Stated goal: Select from the data all lines with the word "values".

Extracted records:
________________

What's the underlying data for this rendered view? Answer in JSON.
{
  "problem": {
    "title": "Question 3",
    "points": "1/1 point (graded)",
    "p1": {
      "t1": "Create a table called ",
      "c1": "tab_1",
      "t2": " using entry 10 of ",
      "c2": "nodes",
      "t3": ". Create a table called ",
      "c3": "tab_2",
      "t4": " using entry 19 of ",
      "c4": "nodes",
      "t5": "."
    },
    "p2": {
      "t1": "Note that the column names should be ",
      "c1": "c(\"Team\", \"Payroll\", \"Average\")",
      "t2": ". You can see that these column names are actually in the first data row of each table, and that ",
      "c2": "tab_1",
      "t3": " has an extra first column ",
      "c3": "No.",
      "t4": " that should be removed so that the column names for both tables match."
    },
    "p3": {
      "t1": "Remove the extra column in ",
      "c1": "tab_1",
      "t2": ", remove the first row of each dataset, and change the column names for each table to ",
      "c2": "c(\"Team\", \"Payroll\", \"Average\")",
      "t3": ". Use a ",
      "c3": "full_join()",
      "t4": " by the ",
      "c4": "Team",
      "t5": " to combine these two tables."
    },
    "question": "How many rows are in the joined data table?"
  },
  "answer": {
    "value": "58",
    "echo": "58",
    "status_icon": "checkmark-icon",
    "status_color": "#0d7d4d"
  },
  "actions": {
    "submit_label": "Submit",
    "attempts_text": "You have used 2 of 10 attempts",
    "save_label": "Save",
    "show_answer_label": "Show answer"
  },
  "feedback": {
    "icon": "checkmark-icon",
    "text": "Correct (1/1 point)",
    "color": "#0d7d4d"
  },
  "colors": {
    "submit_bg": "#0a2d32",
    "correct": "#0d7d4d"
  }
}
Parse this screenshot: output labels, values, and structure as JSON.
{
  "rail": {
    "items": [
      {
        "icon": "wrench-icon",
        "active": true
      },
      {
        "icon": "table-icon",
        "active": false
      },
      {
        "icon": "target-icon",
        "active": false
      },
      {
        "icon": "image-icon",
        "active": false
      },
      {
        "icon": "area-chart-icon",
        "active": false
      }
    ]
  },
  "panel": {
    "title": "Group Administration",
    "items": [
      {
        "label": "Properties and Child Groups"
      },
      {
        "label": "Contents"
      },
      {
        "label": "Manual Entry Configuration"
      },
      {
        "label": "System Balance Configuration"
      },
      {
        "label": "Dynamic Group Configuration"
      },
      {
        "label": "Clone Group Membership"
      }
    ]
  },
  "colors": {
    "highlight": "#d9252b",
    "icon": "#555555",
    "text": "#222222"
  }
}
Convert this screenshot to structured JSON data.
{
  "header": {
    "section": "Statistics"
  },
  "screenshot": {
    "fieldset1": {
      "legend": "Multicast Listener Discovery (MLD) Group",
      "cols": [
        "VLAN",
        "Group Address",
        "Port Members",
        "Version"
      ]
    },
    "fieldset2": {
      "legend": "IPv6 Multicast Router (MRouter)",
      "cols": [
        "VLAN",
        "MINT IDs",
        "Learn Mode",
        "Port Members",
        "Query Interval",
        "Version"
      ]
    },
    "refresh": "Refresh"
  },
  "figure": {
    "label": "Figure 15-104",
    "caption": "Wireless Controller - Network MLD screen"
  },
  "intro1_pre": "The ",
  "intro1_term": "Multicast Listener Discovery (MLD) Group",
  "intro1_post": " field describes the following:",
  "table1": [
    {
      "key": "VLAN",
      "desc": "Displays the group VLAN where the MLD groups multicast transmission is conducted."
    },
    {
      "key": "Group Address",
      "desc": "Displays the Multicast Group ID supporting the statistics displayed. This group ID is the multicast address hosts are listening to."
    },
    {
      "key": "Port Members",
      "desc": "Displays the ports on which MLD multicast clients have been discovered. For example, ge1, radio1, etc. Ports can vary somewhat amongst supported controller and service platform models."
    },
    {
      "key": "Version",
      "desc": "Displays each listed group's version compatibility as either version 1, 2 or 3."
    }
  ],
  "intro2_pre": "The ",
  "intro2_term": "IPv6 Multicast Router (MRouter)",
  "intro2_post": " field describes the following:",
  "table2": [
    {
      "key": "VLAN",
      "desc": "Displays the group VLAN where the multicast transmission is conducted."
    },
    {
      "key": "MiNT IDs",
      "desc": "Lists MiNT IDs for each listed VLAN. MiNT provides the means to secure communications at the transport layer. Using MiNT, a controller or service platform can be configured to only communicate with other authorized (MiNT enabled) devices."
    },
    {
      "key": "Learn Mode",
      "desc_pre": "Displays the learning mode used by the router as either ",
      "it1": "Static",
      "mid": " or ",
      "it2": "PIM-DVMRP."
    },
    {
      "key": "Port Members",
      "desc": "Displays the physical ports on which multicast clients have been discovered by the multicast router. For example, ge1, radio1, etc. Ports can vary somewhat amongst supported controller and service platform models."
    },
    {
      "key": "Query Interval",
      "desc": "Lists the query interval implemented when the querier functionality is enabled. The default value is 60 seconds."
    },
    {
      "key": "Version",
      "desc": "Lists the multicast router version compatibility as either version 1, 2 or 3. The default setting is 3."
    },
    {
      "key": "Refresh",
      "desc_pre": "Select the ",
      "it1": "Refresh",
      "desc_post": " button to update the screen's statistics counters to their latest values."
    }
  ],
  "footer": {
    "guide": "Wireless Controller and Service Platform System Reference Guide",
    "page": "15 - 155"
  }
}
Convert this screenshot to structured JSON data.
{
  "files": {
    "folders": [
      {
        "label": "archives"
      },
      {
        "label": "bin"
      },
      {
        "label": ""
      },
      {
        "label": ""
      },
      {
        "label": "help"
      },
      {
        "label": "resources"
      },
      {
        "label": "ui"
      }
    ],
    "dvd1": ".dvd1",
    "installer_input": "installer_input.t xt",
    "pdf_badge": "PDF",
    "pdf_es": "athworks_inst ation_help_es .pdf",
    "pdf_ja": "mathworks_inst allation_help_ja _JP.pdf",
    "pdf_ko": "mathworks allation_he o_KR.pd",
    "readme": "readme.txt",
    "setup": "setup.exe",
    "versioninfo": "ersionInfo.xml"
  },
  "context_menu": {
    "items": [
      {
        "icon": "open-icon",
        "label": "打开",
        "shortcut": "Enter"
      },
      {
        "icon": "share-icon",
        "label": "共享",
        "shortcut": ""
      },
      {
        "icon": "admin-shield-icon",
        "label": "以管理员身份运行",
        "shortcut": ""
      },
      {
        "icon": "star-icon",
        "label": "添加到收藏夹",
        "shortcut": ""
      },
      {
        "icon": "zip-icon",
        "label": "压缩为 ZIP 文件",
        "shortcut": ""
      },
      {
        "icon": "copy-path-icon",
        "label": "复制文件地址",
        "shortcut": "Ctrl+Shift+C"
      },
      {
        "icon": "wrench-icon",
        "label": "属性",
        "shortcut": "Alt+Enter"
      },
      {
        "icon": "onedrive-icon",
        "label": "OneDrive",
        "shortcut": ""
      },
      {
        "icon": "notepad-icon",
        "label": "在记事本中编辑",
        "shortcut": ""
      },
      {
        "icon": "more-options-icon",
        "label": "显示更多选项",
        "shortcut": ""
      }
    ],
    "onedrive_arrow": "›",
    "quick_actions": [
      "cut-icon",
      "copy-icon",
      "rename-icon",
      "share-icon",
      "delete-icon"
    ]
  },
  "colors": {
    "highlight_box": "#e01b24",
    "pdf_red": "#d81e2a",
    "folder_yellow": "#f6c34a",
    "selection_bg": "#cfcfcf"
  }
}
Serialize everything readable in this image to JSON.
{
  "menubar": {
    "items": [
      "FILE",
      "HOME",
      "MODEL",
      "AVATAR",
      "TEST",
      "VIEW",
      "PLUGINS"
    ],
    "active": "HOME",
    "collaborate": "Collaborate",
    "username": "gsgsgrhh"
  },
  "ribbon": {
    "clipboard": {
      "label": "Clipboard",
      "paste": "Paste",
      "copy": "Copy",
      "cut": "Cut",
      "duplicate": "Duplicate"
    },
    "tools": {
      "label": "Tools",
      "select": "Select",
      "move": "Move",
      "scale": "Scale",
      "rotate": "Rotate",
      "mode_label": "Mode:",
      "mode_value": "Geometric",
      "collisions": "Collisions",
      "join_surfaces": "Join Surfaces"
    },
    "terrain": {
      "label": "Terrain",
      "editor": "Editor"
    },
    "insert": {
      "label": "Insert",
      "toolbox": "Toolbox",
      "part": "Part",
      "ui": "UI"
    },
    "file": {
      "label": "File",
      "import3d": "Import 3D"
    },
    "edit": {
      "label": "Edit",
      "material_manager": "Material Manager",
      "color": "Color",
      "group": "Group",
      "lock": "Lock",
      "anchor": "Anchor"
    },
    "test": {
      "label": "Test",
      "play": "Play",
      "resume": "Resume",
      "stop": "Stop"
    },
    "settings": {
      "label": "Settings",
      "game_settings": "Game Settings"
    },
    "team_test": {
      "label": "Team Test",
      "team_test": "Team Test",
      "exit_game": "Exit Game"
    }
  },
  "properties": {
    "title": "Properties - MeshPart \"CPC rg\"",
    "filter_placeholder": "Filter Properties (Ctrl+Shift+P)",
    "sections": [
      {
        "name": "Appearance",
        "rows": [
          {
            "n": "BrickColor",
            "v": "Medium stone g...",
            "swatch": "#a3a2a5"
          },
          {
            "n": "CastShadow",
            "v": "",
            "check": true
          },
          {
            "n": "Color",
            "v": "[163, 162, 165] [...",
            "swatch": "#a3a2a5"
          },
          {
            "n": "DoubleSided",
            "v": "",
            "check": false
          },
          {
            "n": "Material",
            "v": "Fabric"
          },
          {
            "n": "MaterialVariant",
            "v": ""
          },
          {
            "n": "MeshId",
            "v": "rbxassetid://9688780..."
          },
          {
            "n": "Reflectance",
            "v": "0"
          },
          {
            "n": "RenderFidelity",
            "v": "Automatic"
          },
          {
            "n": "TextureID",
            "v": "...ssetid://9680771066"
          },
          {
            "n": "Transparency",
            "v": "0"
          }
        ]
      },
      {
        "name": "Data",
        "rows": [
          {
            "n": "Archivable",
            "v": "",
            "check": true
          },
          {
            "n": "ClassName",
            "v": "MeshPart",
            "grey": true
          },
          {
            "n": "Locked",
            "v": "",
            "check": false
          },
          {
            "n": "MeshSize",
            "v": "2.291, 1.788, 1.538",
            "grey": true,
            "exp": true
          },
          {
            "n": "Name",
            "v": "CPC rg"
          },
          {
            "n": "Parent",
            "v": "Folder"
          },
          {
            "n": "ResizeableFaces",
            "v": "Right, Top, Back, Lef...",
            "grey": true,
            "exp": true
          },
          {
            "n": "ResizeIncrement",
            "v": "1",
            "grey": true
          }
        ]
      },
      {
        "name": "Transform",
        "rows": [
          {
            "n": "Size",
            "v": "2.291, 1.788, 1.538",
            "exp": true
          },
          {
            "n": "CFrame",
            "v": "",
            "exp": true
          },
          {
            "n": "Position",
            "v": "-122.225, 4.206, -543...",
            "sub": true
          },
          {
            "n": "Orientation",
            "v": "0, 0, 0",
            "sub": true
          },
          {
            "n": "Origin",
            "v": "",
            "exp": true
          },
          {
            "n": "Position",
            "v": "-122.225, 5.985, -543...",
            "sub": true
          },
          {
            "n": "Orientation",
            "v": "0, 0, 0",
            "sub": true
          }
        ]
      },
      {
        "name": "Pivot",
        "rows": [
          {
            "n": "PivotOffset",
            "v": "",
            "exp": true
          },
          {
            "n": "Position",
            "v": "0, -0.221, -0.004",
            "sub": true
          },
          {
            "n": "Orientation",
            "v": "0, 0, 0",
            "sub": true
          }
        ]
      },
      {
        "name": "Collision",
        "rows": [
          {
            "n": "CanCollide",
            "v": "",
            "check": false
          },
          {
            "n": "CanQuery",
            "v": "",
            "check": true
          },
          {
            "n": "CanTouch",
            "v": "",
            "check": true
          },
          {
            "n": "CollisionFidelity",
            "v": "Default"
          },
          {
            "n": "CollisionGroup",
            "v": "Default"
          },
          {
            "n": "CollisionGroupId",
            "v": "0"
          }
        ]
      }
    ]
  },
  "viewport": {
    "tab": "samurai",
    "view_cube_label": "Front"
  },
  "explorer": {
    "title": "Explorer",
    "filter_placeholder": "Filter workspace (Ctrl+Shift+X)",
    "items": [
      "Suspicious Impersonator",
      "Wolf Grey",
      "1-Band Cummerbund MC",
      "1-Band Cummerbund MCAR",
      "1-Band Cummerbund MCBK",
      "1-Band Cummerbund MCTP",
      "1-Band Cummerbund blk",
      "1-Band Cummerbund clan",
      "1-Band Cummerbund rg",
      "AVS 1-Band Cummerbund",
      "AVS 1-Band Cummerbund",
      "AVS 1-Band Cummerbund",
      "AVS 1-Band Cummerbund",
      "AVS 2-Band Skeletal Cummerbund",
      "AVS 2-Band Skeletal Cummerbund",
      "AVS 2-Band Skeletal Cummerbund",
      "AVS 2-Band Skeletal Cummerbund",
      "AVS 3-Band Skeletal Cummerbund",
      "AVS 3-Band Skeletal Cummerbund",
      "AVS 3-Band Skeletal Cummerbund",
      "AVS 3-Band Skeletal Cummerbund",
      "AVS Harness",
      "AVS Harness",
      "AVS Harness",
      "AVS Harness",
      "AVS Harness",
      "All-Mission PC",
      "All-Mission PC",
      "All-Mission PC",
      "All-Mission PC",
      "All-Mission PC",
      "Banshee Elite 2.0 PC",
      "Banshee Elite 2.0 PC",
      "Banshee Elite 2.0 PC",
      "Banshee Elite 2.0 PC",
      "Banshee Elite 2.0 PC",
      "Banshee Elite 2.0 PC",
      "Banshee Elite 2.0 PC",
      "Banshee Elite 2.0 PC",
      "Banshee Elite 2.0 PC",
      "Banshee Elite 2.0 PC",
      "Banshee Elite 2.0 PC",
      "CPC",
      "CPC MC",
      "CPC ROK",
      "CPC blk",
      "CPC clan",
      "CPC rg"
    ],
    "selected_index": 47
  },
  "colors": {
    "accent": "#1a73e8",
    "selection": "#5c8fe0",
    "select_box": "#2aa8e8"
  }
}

________________

Full response:
Parse this screenshot: output labels, values, and structure as JSON.
      "desc_post": " button to update the screen's statistics counters to their latest values."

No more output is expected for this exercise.